#### [Brief]
Skip the images and copy each record exactly as written.
═════ Records for processing
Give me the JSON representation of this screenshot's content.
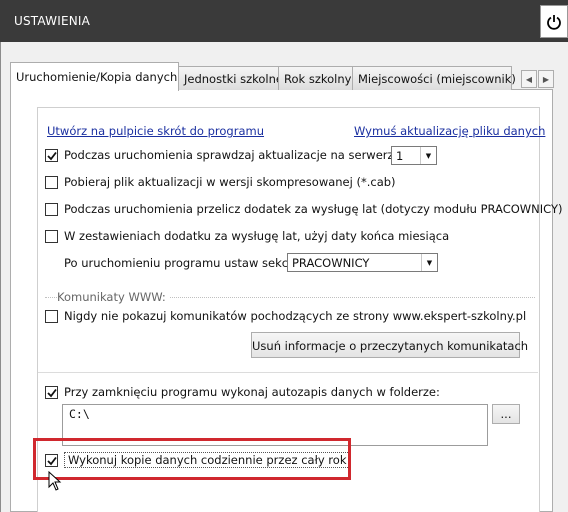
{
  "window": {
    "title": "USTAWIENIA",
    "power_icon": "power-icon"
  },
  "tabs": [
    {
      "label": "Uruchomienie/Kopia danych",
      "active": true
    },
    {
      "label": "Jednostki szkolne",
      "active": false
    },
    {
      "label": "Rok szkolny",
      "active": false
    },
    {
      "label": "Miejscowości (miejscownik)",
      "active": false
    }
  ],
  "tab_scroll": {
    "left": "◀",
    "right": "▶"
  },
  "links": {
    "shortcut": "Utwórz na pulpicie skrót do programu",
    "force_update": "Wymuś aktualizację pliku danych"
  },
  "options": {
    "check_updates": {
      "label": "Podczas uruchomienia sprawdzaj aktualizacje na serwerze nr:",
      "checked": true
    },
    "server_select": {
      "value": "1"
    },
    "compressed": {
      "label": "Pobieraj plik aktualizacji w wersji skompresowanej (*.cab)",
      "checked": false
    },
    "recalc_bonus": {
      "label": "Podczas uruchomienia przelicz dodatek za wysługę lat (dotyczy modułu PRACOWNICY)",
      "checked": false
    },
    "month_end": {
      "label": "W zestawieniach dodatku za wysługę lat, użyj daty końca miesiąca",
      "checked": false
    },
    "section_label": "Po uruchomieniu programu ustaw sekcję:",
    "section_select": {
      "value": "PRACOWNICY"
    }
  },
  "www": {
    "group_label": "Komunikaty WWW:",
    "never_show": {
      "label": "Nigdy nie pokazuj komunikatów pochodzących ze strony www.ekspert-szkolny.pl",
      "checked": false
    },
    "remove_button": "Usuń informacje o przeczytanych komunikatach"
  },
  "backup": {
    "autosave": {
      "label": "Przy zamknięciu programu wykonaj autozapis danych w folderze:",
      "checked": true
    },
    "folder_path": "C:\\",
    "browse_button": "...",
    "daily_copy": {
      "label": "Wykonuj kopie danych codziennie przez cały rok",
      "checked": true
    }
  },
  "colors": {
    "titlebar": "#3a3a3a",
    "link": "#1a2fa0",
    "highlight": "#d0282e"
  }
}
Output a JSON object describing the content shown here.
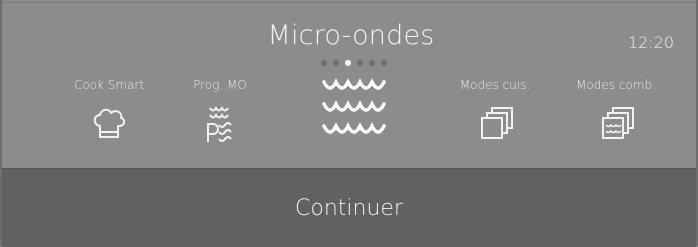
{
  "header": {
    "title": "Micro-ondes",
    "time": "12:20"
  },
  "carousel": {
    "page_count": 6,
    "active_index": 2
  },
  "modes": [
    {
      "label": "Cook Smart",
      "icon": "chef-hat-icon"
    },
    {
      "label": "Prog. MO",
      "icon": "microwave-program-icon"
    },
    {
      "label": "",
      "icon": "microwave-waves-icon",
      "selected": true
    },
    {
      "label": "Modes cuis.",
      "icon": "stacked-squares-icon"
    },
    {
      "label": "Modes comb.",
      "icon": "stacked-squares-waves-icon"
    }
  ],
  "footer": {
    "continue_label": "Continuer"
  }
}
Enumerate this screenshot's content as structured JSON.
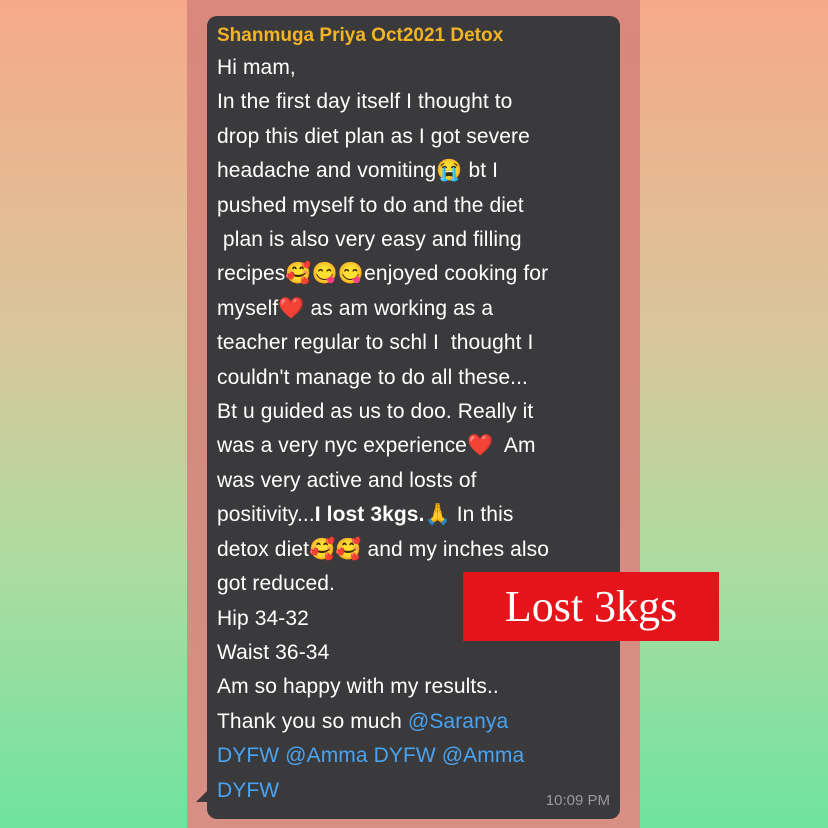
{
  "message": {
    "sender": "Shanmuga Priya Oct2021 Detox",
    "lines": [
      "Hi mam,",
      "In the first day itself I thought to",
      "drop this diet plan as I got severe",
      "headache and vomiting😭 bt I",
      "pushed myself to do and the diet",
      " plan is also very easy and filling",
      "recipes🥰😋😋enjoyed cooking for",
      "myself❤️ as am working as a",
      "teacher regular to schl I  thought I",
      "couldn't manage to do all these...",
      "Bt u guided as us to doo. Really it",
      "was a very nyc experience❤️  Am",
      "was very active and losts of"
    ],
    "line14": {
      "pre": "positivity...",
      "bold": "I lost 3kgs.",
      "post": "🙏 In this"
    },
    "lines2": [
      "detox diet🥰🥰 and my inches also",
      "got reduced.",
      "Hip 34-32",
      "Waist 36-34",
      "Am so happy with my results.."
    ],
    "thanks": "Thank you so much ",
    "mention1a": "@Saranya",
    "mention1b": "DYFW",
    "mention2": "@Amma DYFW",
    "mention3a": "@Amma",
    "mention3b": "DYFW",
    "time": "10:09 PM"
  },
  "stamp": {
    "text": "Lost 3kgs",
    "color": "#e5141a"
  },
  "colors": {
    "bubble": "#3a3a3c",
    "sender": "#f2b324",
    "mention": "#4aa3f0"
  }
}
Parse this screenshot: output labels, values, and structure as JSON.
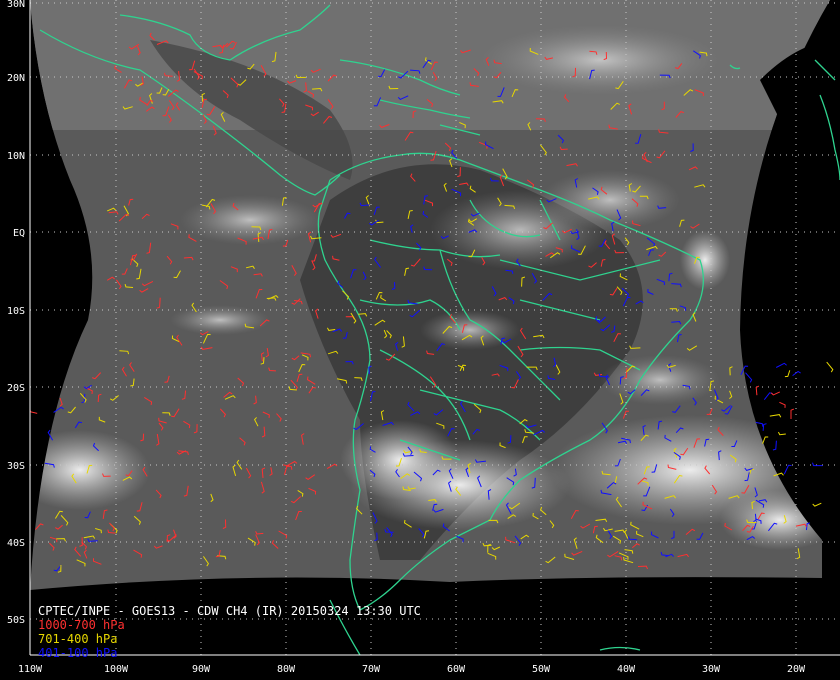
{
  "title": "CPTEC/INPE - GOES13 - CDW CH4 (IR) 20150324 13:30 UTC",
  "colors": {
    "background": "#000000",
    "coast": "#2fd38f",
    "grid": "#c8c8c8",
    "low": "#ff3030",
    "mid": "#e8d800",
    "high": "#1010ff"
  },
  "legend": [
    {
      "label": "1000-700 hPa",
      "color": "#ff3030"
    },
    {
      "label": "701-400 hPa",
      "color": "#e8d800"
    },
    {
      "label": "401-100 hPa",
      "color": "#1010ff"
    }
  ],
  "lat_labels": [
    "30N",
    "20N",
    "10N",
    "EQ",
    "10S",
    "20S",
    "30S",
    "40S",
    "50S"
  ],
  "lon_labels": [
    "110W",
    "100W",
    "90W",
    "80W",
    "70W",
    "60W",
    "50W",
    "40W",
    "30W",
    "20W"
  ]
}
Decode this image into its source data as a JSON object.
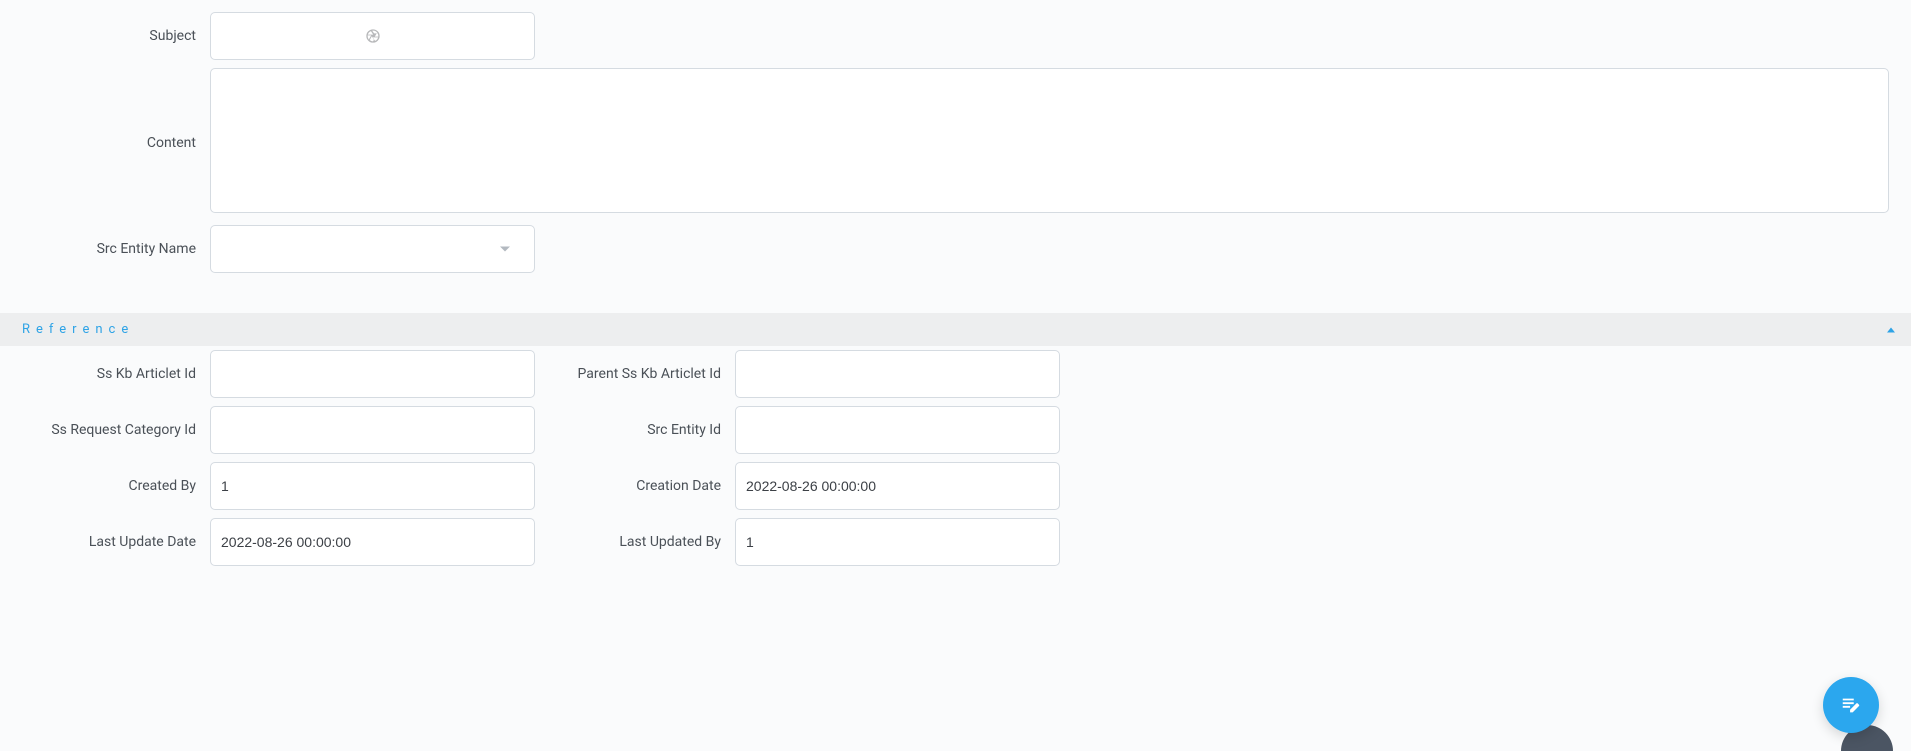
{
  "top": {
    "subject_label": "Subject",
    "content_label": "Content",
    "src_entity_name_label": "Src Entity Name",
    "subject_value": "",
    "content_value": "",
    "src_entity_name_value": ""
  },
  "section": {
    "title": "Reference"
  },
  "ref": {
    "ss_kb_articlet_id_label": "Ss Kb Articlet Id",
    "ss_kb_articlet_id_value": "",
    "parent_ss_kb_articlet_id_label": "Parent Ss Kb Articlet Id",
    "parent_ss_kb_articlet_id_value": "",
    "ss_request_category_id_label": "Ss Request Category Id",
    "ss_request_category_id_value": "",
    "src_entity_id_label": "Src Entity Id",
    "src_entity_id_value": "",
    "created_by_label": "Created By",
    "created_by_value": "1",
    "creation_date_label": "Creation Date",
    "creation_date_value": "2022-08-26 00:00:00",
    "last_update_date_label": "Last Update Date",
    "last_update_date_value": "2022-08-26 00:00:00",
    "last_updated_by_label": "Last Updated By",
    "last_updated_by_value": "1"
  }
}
══════════
#### [Correct response]
Give me the JSON representation of this screenshot's content.
{
  "window": {
    "title": "USTAWIENIA",
    "power_icon": "power-icon"
  },
  "tabs": [
    {
      "label": "Uruchomienie/Kopia danych",
      "active": true
    },
    {
      "label": "Jednostki szkolne",
      "active": false
    },
    {
      "label": "Rok szkolny",
      "active": false
    },
    {
      "label": "Miejscowości (miejscownik)",
      "active": false
    }
  ],
  "tab_scroll": {
    "left": "◀",
    "right": "▶"
  },
  "links": {
    "shortcut": "Utwórz na pulpicie skrót do programu",
    "force_update": "Wymuś aktualizację pliku danych"
  },
  "options": {
    "check_updates": {
      "label": "Podczas uruchomienia sprawdzaj aktualizacje na serwerze nr:",
      "checked": true
    },
    "server_select": {
      "value": "1"
    },
    "compressed": {
      "label": "Pobieraj plik aktualizacji w wersji skompresowanej (*.cab)",
      "checked": false
    },
    "recalc_bonus": {
      "label": "Podczas uruchomienia przelicz dodatek za wysługę lat (dotyczy modułu PRACOWNICY)",
      "checked": false
    },
    "month_end": {
      "label": "W zestawieniach dodatku za wysługę lat, użyj daty końca miesiąca",
      "checked": false
    },
    "section_label": "Po uruchomieniu programu ustaw sekcję:",
    "section_select": {
      "value": "PRACOWNICY"
    }
  },
  "www": {
    "group_label": "Komunikaty WWW:",
    "never_show": {
      "label": "Nigdy nie pokazuj komunikatów pochodzących ze strony www.ekspert-szkolny.pl",
      "checked": false
    },
    "remove_button": "Usuń informacje o przeczytanych komunikatach"
  },
  "backup": {
    "autosave": {
      "label": "Przy zamknięciu programu wykonaj autozapis danych w folderze:",
      "checked": true
    },
    "folder_path": "C:\\",
    "browse_button": "...",
    "daily_copy": {
      "label": "Wykonuj kopie danych codziennie przez cały rok",
      "checked": true
    }
  },
  "colors": {
    "titlebar": "#3a3a3a",
    "link": "#1a2fa0",
    "highlight": "#d0282e"
  }
}
Output a JSON object describing the content shown here.
{
  "header": {
    "title": "Micro-ondes",
    "time": "12:20"
  },
  "carousel": {
    "page_count": 6,
    "active_index": 2
  },
  "modes": [
    {
      "label": "Cook Smart",
      "icon": "chef-hat-icon"
    },
    {
      "label": "Prog. MO",
      "icon": "microwave-program-icon"
    },
    {
      "label": "",
      "icon": "microwave-waves-icon",
      "selected": true
    },
    {
      "label": "Modes cuis.",
      "icon": "stacked-squares-icon"
    },
    {
      "label": "Modes comb.",
      "icon": "stacked-squares-waves-icon"
    }
  ],
  "footer": {
    "continue_label": "Continuer"
  }
}
Enumerate this screenshot's content as structured JSON.
{
  "message": {
    "sender": "Shanmuga Priya Oct2021 Detox",
    "lines": [
      "Hi mam,",
      "In the first day itself I thought to",
      "drop this diet plan as I got severe",
      "headache and vomiting😭 bt I",
      "pushed myself to do and the diet",
      " plan is also very easy and filling",
      "recipes🥰😋😋enjoyed cooking for",
      "myself❤️ as am working as a",
      "teacher regular to schl I  thought I",
      "couldn't manage to do all these...",
      "Bt u guided as us to doo. Really it",
      "was a very nyc experience❤️  Am",
      "was very active and losts of"
    ],
    "line14": {
      "pre": "positivity...",
      "bold": "I lost 3kgs.",
      "post": "🙏 In this"
    },
    "lines2": [
      "detox diet🥰🥰 and my inches also",
      "got reduced.",
      "Hip 34-32",
      "Waist 36-34",
      "Am so happy with my results.."
    ],
    "thanks": "Thank you so much ",
    "mention1a": "@Saranya",
    "mention1b": "DYFW",
    "mention2": "@Amma DYFW",
    "mention3a": "@Amma",
    "mention3b": "DYFW",
    "time": "10:09 PM"
  },
  "stamp": {
    "text": "Lost 3kgs",
    "color": "#e5141a"
  },
  "colors": {
    "bubble": "#3a3a3c",
    "sender": "#f2b324",
    "mention": "#4aa3f0"
  }
}
Parse this screenshot: output labels, values, and structure as JSON.
{
  "title": "CPTEC/INPE - GOES13 - CDW CH4 (IR) 20150324 13:30 UTC",
  "colors": {
    "background": "#000000",
    "coast": "#2fd38f",
    "grid": "#c8c8c8",
    "low": "#ff3030",
    "mid": "#e8d800",
    "high": "#1010ff"
  },
  "legend": [
    {
      "label": "1000-700 hPa",
      "color": "#ff3030"
    },
    {
      "label": "701-400 hPa",
      "color": "#e8d800"
    },
    {
      "label": "401-100 hPa",
      "color": "#1010ff"
    }
  ],
  "lat_labels": [
    "30N",
    "20N",
    "10N",
    "EQ",
    "10S",
    "20S",
    "30S",
    "40S",
    "50S"
  ],
  "lon_labels": [
    "110W",
    "100W",
    "90W",
    "80W",
    "70W",
    "60W",
    "50W",
    "40W",
    "30W",
    "20W"
  ]
}
Decode this image into its source data as a JSON object.
{
  "top": {
    "subject_label": "Subject",
    "content_label": "Content",
    "src_entity_name_label": "Src Entity Name",
    "subject_value": "",
    "content_value": "",
    "src_entity_name_value": ""
  },
  "section": {
    "title": "Reference"
  },
  "ref": {
    "ss_kb_articlet_id_label": "Ss Kb Articlet Id",
    "ss_kb_articlet_id_value": "",
    "parent_ss_kb_articlet_id_label": "Parent Ss Kb Articlet Id",
    "parent_ss_kb_articlet_id_value": "",
    "ss_request_category_id_label": "Ss Request Category Id",
    "ss_request_category_id_value": "",
    "src_entity_id_label": "Src Entity Id",
    "src_entity_id_value": "",
    "created_by_label": "Created By",
    "created_by_value": "1",
    "creation_date_label": "Creation Date",
    "creation_date_value": "2022-08-26 00:00:00",
    "last_update_date_label": "Last Update Date",
    "last_update_date_value": "2022-08-26 00:00:00",
    "last_updated_by_label": "Last Updated By",
    "last_updated_by_value": "1"
  }
}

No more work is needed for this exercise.